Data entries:
══════════════════════════════
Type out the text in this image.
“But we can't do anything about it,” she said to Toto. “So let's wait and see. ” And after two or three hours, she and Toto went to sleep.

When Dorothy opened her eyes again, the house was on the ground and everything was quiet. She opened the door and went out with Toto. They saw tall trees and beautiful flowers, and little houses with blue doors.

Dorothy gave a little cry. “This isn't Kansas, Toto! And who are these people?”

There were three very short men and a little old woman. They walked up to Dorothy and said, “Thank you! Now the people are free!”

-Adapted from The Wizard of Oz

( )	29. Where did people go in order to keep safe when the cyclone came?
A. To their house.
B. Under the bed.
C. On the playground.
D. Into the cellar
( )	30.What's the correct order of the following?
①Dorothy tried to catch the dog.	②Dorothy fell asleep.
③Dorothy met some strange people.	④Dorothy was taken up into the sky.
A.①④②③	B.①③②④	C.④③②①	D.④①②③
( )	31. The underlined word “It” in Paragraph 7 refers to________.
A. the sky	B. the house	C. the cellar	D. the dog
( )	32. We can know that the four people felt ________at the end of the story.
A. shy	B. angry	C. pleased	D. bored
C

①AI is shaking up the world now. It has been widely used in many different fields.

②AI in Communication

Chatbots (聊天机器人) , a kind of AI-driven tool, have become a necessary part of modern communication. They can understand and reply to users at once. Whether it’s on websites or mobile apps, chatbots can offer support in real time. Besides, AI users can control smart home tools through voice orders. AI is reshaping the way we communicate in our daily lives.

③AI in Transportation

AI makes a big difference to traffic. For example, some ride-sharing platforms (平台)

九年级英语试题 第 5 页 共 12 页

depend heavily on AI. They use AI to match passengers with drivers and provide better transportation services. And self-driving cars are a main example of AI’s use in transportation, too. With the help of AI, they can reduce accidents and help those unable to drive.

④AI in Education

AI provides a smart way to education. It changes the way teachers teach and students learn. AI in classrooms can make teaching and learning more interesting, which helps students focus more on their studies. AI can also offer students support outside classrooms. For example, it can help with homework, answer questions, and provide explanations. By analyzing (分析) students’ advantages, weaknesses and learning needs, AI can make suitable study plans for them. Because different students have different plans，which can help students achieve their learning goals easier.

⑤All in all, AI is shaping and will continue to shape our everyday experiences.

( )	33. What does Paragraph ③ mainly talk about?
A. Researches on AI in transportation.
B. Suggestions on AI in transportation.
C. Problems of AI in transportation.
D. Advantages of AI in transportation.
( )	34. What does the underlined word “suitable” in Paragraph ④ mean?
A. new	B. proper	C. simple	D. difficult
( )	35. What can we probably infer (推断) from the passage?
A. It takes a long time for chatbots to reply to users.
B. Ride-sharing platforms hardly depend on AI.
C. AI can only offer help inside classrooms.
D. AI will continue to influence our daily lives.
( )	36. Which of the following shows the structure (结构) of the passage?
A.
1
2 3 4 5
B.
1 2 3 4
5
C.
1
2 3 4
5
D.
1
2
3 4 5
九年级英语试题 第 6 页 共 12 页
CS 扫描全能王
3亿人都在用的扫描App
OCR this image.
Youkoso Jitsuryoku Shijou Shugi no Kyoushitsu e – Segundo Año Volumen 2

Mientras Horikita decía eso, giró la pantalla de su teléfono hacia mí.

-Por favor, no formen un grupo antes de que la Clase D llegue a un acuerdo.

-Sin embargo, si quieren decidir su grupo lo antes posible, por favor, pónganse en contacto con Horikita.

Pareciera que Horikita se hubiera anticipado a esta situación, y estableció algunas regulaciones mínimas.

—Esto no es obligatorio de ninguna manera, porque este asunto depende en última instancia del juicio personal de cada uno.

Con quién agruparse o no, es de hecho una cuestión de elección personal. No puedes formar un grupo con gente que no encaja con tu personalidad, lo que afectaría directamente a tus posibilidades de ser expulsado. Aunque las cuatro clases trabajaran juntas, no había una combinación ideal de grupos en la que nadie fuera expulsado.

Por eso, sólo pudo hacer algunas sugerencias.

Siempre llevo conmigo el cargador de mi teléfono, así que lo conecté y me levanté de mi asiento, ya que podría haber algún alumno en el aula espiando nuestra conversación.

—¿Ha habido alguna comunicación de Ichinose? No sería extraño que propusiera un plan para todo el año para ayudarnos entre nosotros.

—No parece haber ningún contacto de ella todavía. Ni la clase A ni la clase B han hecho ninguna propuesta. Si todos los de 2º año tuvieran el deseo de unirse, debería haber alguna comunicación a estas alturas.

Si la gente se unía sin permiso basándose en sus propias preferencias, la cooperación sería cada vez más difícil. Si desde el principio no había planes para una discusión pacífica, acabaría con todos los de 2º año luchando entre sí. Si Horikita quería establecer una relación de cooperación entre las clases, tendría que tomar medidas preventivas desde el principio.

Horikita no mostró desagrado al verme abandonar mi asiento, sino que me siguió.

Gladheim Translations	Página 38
══════════════════════════════
Using the data above, print every record exactly as shown.

Type out the text in this image.
“But we can't do anything about it,” she said to Toto. “So let's wait and see. ” And after two or three hours, she and Toto went to sleep.

When Dorothy opened her eyes again, the house was on the ground and everything was quiet. She opened the door and went out with Toto. They saw tall trees and beautiful flowers, and little houses with blue doors.

Dorothy gave a little cry. “This isn't Kansas, Toto! And who are these people?”

There were three very short men and a little old woman. They walked up to Dorothy and said, “Thank you! Now the people are free!”

-Adapted from The Wizard of Oz

( )	29. Where did people go in order to keep safe when the cyclone came?
A. To their house.
B. Under the bed.
C. On the playground.
D. Into the cellar
( )	30.What's the correct order of the following?
①Dorothy tried to catch the dog.	②Dorothy fell asleep.
③Dorothy met some strange people.	④Dorothy was taken up into the sky.
A.①④②③	B.①③②④	C.④③②①	D.④①②③
( )	31. The underlined word “It” in Paragraph 7 refers to________.
A. the sky	B. the house	C. the cellar	D. the dog
( )	32. We can know that the four people felt ________at the end of the story.
A. shy	B. angry	C. pleased	D. bored
C

①AI is shaking up the world now. It has been widely used in many different fields.

②AI in Communication

Chatbots (聊天机器人) , a kind of AI-driven tool, have become a necessary part of modern communication. They can understand and reply to users at once. Whether it’s on websites or mobile apps, chatbots can offer support in real time. Besides, AI users can control smart home tools through voice orders. AI is reshaping the way we communicate in our daily lives.

③AI in Transportation

AI makes a big difference to traffic. For example, some ride-sharing platforms (平台)

九年级英语试题 第 5 页 共 12 页

depend heavily on AI. They use AI to match passengers with drivers and provide better transportation services. And self-driving cars are a main example of AI’s use in transportation, too. With the help of AI, they can reduce accidents and help those unable to drive.

④AI in Education

AI provides a smart way to education. It changes the way teachers teach and students learn. AI in classrooms can make teaching and learning more interesting, which helps students focus more on their studies. AI can also offer students support outside classrooms. For example, it can help with homework, answer questions, and provide explanations. By analyzing (分析) students’ advantages, weaknesses and learning needs, AI can make suitable study plans for them. Because different students have different plans，which can help students achieve their learning goals easier.

⑤All in all, AI is shaping and will continue to shape our everyday experiences.

( )	33. What does Paragraph ③ mainly talk about?
A. Researches on AI in transportation.
B. Suggestions on AI in transportation.
C. Problems of AI in transportation.
D. Advantages of AI in transportation.
( )	34. What does the underlined word “suitable” in Paragraph ④ mean?
A. new	B. proper	C. simple	D. difficult
( )	35. What can we probably infer (推断) from the passage?
A. It takes a long time for chatbots to reply to users.
B. Ride-sharing platforms hardly depend on AI.
C. AI can only offer help inside classrooms.
D. AI will continue to influence our daily lives.
( )	36. Which of the following shows the structure (结构) of the passage?
A.
1
2 3 4 5
B.
1 2 3 4
5
C.
1
2 3 4
5
D.
1
2
3 4 5
九年级英语试题 第 6 页 共 12 页
CS 扫描全能王
3亿人都在用的扫描App
OCR this image.
Youkoso Jitsuryoku Shijou Shugi no Kyoushitsu e – Segundo Año Volumen 2

Mientras Horikita decía eso, giró la pantalla de su teléfono hacia mí.

-Por favor, no formen un grupo antes de que la Clase D llegue a un acuerdo.

-Sin embargo, si quieren decidir su grupo lo antes posible, por favor, pónganse en contacto con Horikita.

Pareciera que Horikita se hubiera anticipado a esta situación, y estableció algunas regulaciones mínimas.

—Esto no es obligatorio de ninguna manera, porque este asunto depende en última instancia del juicio personal de cada uno.

Con quién agruparse o no, es de hecho una cuestión de elección personal. No puedes formar un grupo con gente que no encaja con tu personalidad, lo que afectaría directamente a tus posibilidades de ser expulsado. Aunque las cuatro clases trabajaran juntas, no había una combinación ideal de grupos en la que nadie fuera expulsado.

Por eso, sólo pudo hacer algunas sugerencias.

Siempre llevo conmigo el cargador de mi teléfono, así que lo conecté y me levanté de mi asiento, ya que podría haber algún alumno en el aula espiando nuestra conversación.

—¿Ha habido alguna comunicación de Ichinose? No sería extraño que propusiera un plan para todo el año para ayudarnos entre nosotros.

—No parece haber ningún contacto de ella todavía. Ni la clase A ni la clase B han hecho ninguna propuesta. Si todos los de 2º año tuvieran el deseo de unirse, debería haber alguna comunicación a estas alturas.

Si la gente se unía sin permiso basándose en sus propias preferencias, la cooperación sería cada vez más difícil. Si desde el principio no había planes para una discusión pacífica, acabaría con todos los de 2º año luchando entre sí. Si Horikita quería establecer una relación de cooperación entre las clases, tendría que tomar medidas preventivas desde el principio.

Horikita no mostró desagrado al verme abandonar mi asiento, sino que me siguió.

Gladheim Translations	Página 38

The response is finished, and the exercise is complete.